# DATA ENTRIES
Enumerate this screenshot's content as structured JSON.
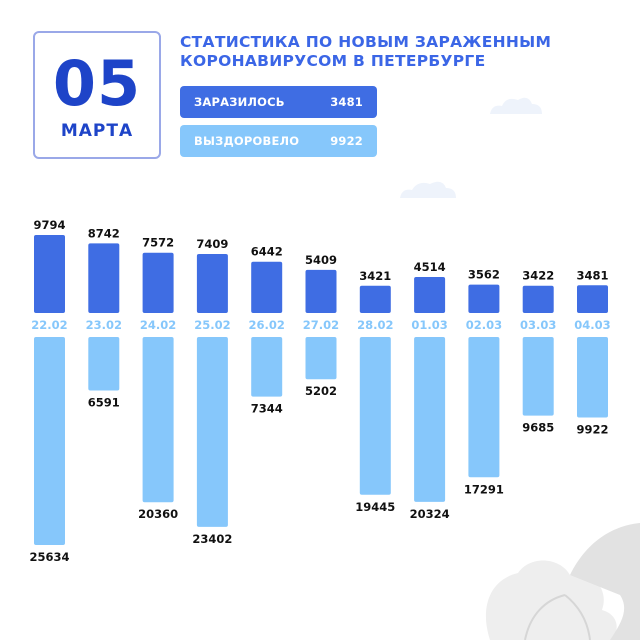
{
  "date": {
    "day": "05",
    "month": "МАРТА"
  },
  "title": [
    "СТАТИСТИКА ПО НОВЫМ ЗАРАЖЕННЫМ",
    "КОРОНАВИРУСОМ В ПЕТЕРБУРГЕ"
  ],
  "legend": {
    "infected": {
      "label": "ЗАРАЗИЛОСЬ",
      "value": "3481"
    },
    "recovered": {
      "label": "ВЫЗДОРОВЕЛО",
      "value": "9922"
    }
  },
  "colors": {
    "infected": "#3f6de3",
    "recovered": "#86c7fb",
    "date_text": "#1e44c8",
    "title_text": "#3b66e6",
    "axis_label": "#86c7fb",
    "value_label": "#111111"
  },
  "chart_data": {
    "type": "bar",
    "categories": [
      "22.02",
      "23.02",
      "24.02",
      "25.02",
      "26.02",
      "27.02",
      "28.02",
      "01.03",
      "02.03",
      "03.03",
      "04.03"
    ],
    "series": [
      {
        "name": "ЗАРАЗИЛОСЬ",
        "direction": "up",
        "values": [
          9794,
          8742,
          7572,
          7409,
          6442,
          5409,
          3421,
          4514,
          3562,
          3422,
          3481
        ]
      },
      {
        "name": "ВЫЗДОРОВЕЛО",
        "direction": "down",
        "values": [
          25634,
          6591,
          20360,
          23402,
          7344,
          5202,
          19445,
          20324,
          17291,
          9685,
          9922
        ]
      }
    ]
  }
}
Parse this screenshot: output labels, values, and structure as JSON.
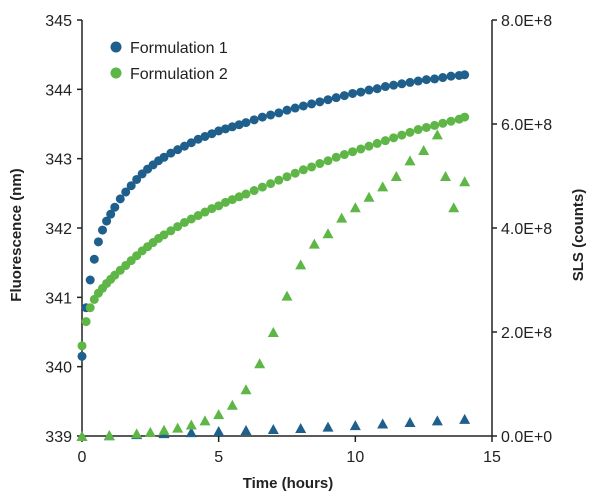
{
  "colors": {
    "formulation1": "#1f5f8b",
    "formulation2": "#5db645",
    "axis": "#222222"
  },
  "chart_data": {
    "type": "scatter",
    "xlabel": "Time (hours)",
    "ylabel_left": "Fluorescence (nm)",
    "ylabel_right": "SLS (counts)",
    "xlim": [
      0,
      15
    ],
    "ylim_left": [
      339,
      345
    ],
    "ylim_right": [
      0,
      800000000
    ],
    "x_ticks": [
      0,
      5,
      10,
      15
    ],
    "x_tick_labels": [
      "0",
      "5",
      "10",
      "15"
    ],
    "y_left_ticks": [
      339,
      340,
      341,
      342,
      343,
      344,
      345
    ],
    "y_left_tick_labels": [
      "339",
      "340",
      "341",
      "342",
      "343",
      "344",
      "345"
    ],
    "y_right_ticks": [
      0,
      200000000,
      400000000,
      600000000,
      800000000
    ],
    "y_right_tick_labels": [
      "0.0E+0",
      "2.0E+8",
      "4.0E+8",
      "6.0E+8",
      "8.0E+8"
    ],
    "grid": false,
    "legend_position": "top-left",
    "legend": [
      {
        "label": "Formulation 1",
        "color": "#1f5f8b"
      },
      {
        "label": "Formulation 2",
        "color": "#5db645"
      }
    ],
    "series": [
      {
        "legend_ref": "Formulation 1",
        "marker": "circle",
        "axis": "left",
        "color": "#1f5f8b",
        "x": [
          0,
          0.15,
          0.3,
          0.45,
          0.6,
          0.75,
          0.9,
          1.05,
          1.2,
          1.4,
          1.6,
          1.8,
          2.0,
          2.2,
          2.4,
          2.6,
          2.8,
          3.0,
          3.25,
          3.5,
          3.75,
          4.0,
          4.25,
          4.5,
          4.75,
          5.0,
          5.25,
          5.5,
          5.75,
          6.0,
          6.3,
          6.6,
          6.9,
          7.2,
          7.5,
          7.8,
          8.1,
          8.4,
          8.7,
          9.0,
          9.3,
          9.6,
          9.9,
          10.2,
          10.5,
          10.8,
          11.1,
          11.4,
          11.7,
          12.0,
          12.3,
          12.6,
          12.9,
          13.2,
          13.5,
          13.8,
          14.0
        ],
        "y": [
          340.15,
          340.85,
          341.25,
          341.55,
          341.8,
          341.97,
          342.1,
          342.2,
          342.3,
          342.42,
          342.52,
          342.61,
          342.7,
          342.78,
          342.85,
          342.91,
          342.97,
          343.02,
          343.08,
          343.13,
          343.18,
          343.23,
          343.28,
          343.32,
          343.36,
          343.4,
          343.43,
          343.46,
          343.49,
          343.52,
          343.56,
          343.6,
          343.63,
          343.66,
          343.7,
          343.73,
          343.76,
          343.79,
          343.82,
          343.85,
          343.88,
          343.91,
          343.94,
          343.96,
          343.99,
          344.01,
          344.04,
          344.06,
          344.08,
          344.1,
          344.12,
          344.14,
          344.15,
          344.17,
          344.19,
          344.2,
          344.21
        ]
      },
      {
        "legend_ref": "Formulation 2",
        "marker": "circle",
        "axis": "left",
        "color": "#5db645",
        "x": [
          0,
          0.15,
          0.3,
          0.45,
          0.6,
          0.75,
          0.9,
          1.05,
          1.2,
          1.4,
          1.6,
          1.8,
          2.0,
          2.2,
          2.4,
          2.6,
          2.8,
          3.0,
          3.25,
          3.5,
          3.75,
          4.0,
          4.25,
          4.5,
          4.75,
          5.0,
          5.25,
          5.5,
          5.75,
          6.0,
          6.3,
          6.6,
          6.9,
          7.2,
          7.5,
          7.8,
          8.1,
          8.4,
          8.7,
          9.0,
          9.3,
          9.6,
          9.9,
          10.2,
          10.5,
          10.8,
          11.1,
          11.4,
          11.7,
          12.0,
          12.3,
          12.6,
          12.9,
          13.2,
          13.5,
          13.8,
          14.0
        ],
        "y": [
          340.3,
          340.65,
          340.85,
          340.97,
          341.06,
          341.13,
          341.2,
          341.26,
          341.32,
          341.39,
          341.46,
          341.53,
          341.6,
          341.67,
          341.73,
          341.79,
          341.85,
          341.9,
          341.96,
          342.02,
          342.08,
          342.13,
          342.18,
          342.23,
          342.28,
          342.32,
          342.37,
          342.41,
          342.45,
          342.49,
          342.54,
          342.59,
          342.64,
          342.69,
          342.74,
          342.79,
          342.84,
          342.88,
          342.93,
          342.97,
          343.02,
          343.06,
          343.1,
          343.14,
          343.18,
          343.22,
          343.26,
          343.3,
          343.34,
          343.38,
          343.42,
          343.45,
          343.48,
          343.51,
          343.54,
          343.57,
          343.6
        ]
      },
      {
        "legend_ref": "Formulation 1",
        "marker": "triangle",
        "axis": "right",
        "color": "#1f5f8b",
        "x": [
          0,
          1,
          2,
          3,
          4,
          5,
          6,
          7,
          8,
          9,
          10,
          11,
          12,
          13,
          14
        ],
        "y": [
          0,
          1500000,
          3500000,
          5500000,
          7500000,
          9500000,
          11500000,
          13500000,
          15500000,
          18000000,
          21000000,
          24000000,
          27000000,
          30000000,
          33000000
        ]
      },
      {
        "legend_ref": "Formulation 2",
        "marker": "triangle",
        "axis": "right",
        "color": "#5db645",
        "x": [
          0,
          1,
          2,
          2.5,
          3,
          3.5,
          4,
          4.5,
          5,
          5.5,
          6,
          6.5,
          7,
          7.5,
          8,
          8.5,
          9,
          9.5,
          10,
          10.5,
          11,
          11.5,
          12,
          12.5,
          13,
          13.3,
          13.6,
          14
        ],
        "y": [
          0,
          2000000,
          5000000,
          8000000,
          12000000,
          16000000,
          22000000,
          30000000,
          42000000,
          60000000,
          90000000,
          140000000,
          200000000,
          270000000,
          330000000,
          370000000,
          390000000,
          420000000,
          440000000,
          460000000,
          480000000,
          500000000,
          530000000,
          550000000,
          580000000,
          500000000,
          440000000,
          490000000
        ]
      }
    ]
  }
}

# SHORT EXERCISE
List all lines above in which the string "screenshot" appears.

# ANSWER TO THIS PROBLEM
Enumerate this screenshot's content as structured JSON.
Parse this screenshot: output labels, values, and structure as JSON.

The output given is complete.